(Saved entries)
+ + +
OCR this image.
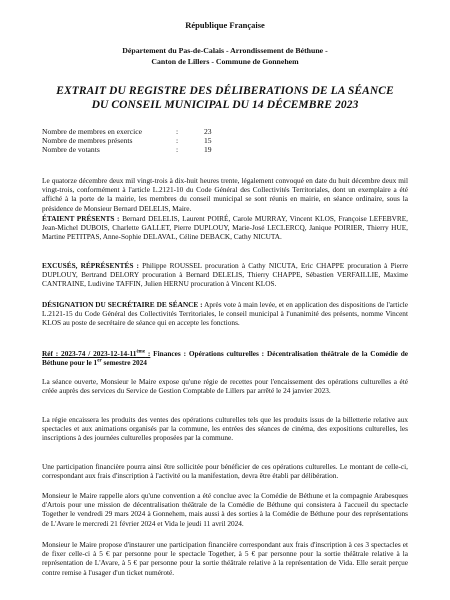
République Française
Département du Pas-de-Calais - Arrondissement de Béthune -
Canton de Lillers - Commune de Gonnehem
EXTRAIT DU REGISTRE DES DÉLIBERATIONS DE LA SÉANCE
DU CONSEIL MUNICIPAL DU 14 DÉCEMBRE 2023
Nombre de membres en exercice	:	23
Nombre de membres présents	:	15
Nombre de votants	:	19
Le quatorze décembre deux mil vingt-trois à dix-huit heures trente, légalement convoqué en date du huit décembre deux mil vingt-trois, conformément à l'article L.2121-10 du Code Général des Collectivités Territoriales, dont un exemplaire a été affiché à la porte de la mairie, les membres du conseil municipal se sont réunis en mairie, en séance ordinaire, sous la présidence de Monsieur Bernard DELELIS, Maire.
ÉTAIENT PRÉSENTS : Bernard DELELIS, Laurent POIRÉ, Carole MURRAY, Vincent KLOS, Françoise LEFEBVRE, Jean-Michel DUBOIS, Charlette GALLET, Pierre DUPLOUY, Marie-José LECLERCQ, Janique POIRIER, Thierry HUE, Martine PETITPAS, Anne-Sophie DELAVAL, Céline DEBACK, Cathy NICUTA.
EXCUSÉS, RÉPRÉSENTÉS : Philippe ROUSSEL procuration à Cathy NICUTA, Eric CHAPPE procuration à Pierre DUPLOUY, Bertrand DELORY procuration à Bernard DELELIS, Thierry CHAPPE, Sébastien VERFAILLIE, Maxime CANTRAINE, Ludivine TAFFIN, Julien HERNU procuration à Vincent KLOS.
DÉSIGNATION DU SECRÉTAIRE DE SÉANCE : Après vote à main levée, et en application des dispositions de l'article L.2121-15 du Code Général des Collectivités Territoriales, le conseil municipal à l'unanimité des présents, nomme Vincent KLOS au poste de secrétaire de séance qui en accepte les fonctions.
Réf : 2023-74 / 2023-12-14-11ème : Finances : Opérations culturelles : Décentralisation théâtrale de la Comédie de Béthune pour le 1er semestre 2024
La séance ouverte, Monsieur le Maire expose qu'une régie de recettes pour l'encaissement des opérations culturelles a été créée auprès des services du Service de Gestion Comptable de Lillers par arrêté le 24 janvier 2023.
La régie encaissera les produits des ventes des opérations culturelles tels que les produits issus de la billetterie relative aux spectacles et aux animations organisés par la commune, les entrées des séances de cinéma, des expositions culturelles, les inscriptions à des journées culturelles proposées par la commune.
Une participation financière pourra ainsi être sollicitée pour bénéficier de ces opérations culturelles. Le montant de celle-ci, correspondant aux frais d'inscription à l'activité ou la manifestation, devra être établi par délibération.
Monsieur le Maire rappelle alors qu'une convention a été conclue avec la Comédie de Béthune et la compagnie Arabesques d'Artois pour une mission de décentralisation théâtrale de la Comédie de Béthune qui consistera à l'accueil du spectacle Together le vendredi 29 mars 2024 à Gonnehem, mais aussi à des sorties à la Comédie de Béthune pour des représentations de L'Avare le mercredi 21 février 2024 et Vida le jeudi 11 avril 2024.
Monsieur le Maire propose d'instaurer une participation financière correspondant aux frais d'inscription à ces 3 spectacles et de fixer celle-ci à 5 € par personne pour le spectacle Together, à 5 € par personne pour la sortie théâtrale relative à la représentation de L'Avare, à 5 € par personne pour la sortie théâtrale relative à la représentation de Vida. Elle serait perçue contre remise à l'usager d'un ticket numéroté.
+ + +
◆ **GIVEN INSTRUCTION**: Write the full listing out again with every line unchanged, but include no pictures.

◆ **TASK RESULT**:
OCR this image.
République Française
Département du Pas-de-Calais - Arrondissement de Béthune -
Canton de Lillers - Commune de Gonnehem
EXTRAIT DU REGISTRE DES DÉLIBERATIONS DE LA SÉANCE
DU CONSEIL MUNICIPAL DU 14 DÉCEMBRE 2023
Nombre de membres en exercice	:	23
Nombre de membres présents	:	15
Nombre de votants	:	19
Le quatorze décembre deux mil vingt-trois à dix-huit heures trente, légalement convoqué en date du huit décembre deux mil vingt-trois, conformément à l'article L.2121-10 du Code Général des Collectivités Territoriales, dont un exemplaire a été affiché à la porte de la mairie, les membres du conseil municipal se sont réunis en mairie, en séance ordinaire, sous la présidence de Monsieur Bernard DELELIS, Maire.
ÉTAIENT PRÉSENTS : Bernard DELELIS, Laurent POIRÉ, Carole MURRAY, Vincent KLOS, Françoise LEFEBVRE, Jean-Michel DUBOIS, Charlette GALLET, Pierre DUPLOUY, Marie-José LECLERCQ, Janique POIRIER, Thierry HUE, Martine PETITPAS, Anne-Sophie DELAVAL, Céline DEBACK, Cathy NICUTA.
EXCUSÉS, RÉPRÉSENTÉS : Philippe ROUSSEL procuration à Cathy NICUTA, Eric CHAPPE procuration à Pierre DUPLOUY, Bertrand DELORY procuration à Bernard DELELIS, Thierry CHAPPE, Sébastien VERFAILLIE, Maxime CANTRAINE, Ludivine TAFFIN, Julien HERNU procuration à Vincent KLOS.
DÉSIGNATION DU SECRÉTAIRE DE SÉANCE : Après vote à main levée, et en application des dispositions de l'article L.2121-15 du Code Général des Collectivités Territoriales, le conseil municipal à l'unanimité des présents, nomme Vincent KLOS au poste de secrétaire de séance qui en accepte les fonctions.
Réf : 2023-74 / 2023-12-14-11ème : Finances : Opérations culturelles : Décentralisation théâtrale de la Comédie de Béthune pour le 1er semestre 2024
La séance ouverte, Monsieur le Maire expose qu'une régie de recettes pour l'encaissement des opérations culturelles a été créée auprès des services du Service de Gestion Comptable de Lillers par arrêté le 24 janvier 2023.
La régie encaissera les produits des ventes des opérations culturelles tels que les produits issus de la billetterie relative aux spectacles et aux animations organisés par la commune, les entrées des séances de cinéma, des expositions culturelles, les inscriptions à des journées culturelles proposées par la commune.
Une participation financière pourra ainsi être sollicitée pour bénéficier de ces opérations culturelles. Le montant de celle-ci, correspondant aux frais d'inscription à l'activité ou la manifestation, devra être établi par délibération.
Monsieur le Maire rappelle alors qu'une convention a été conclue avec la Comédie de Béthune et la compagnie Arabesques d'Artois pour une mission de décentralisation théâtrale de la Comédie de Béthune qui consistera à l'accueil du spectacle Together le vendredi 29 mars 2024 à Gonnehem, mais aussi à des sorties à la Comédie de Béthune pour des représentations de L'Avare le mercredi 21 février 2024 et Vida le jeudi 11 avril 2024.
Monsieur le Maire propose d'instaurer une participation financière correspondant aux frais d'inscription à ces 3 spectacles et de fixer celle-ci à 5 € par personne pour le spectacle Together, à 5 € par personne pour la sortie théâtrale relative à la représentation de L'Avare, à 5 € par personne pour la sortie théâtrale relative à la représentation de Vida. Elle serait perçue contre remise à l'usager d'un ticket numéroté.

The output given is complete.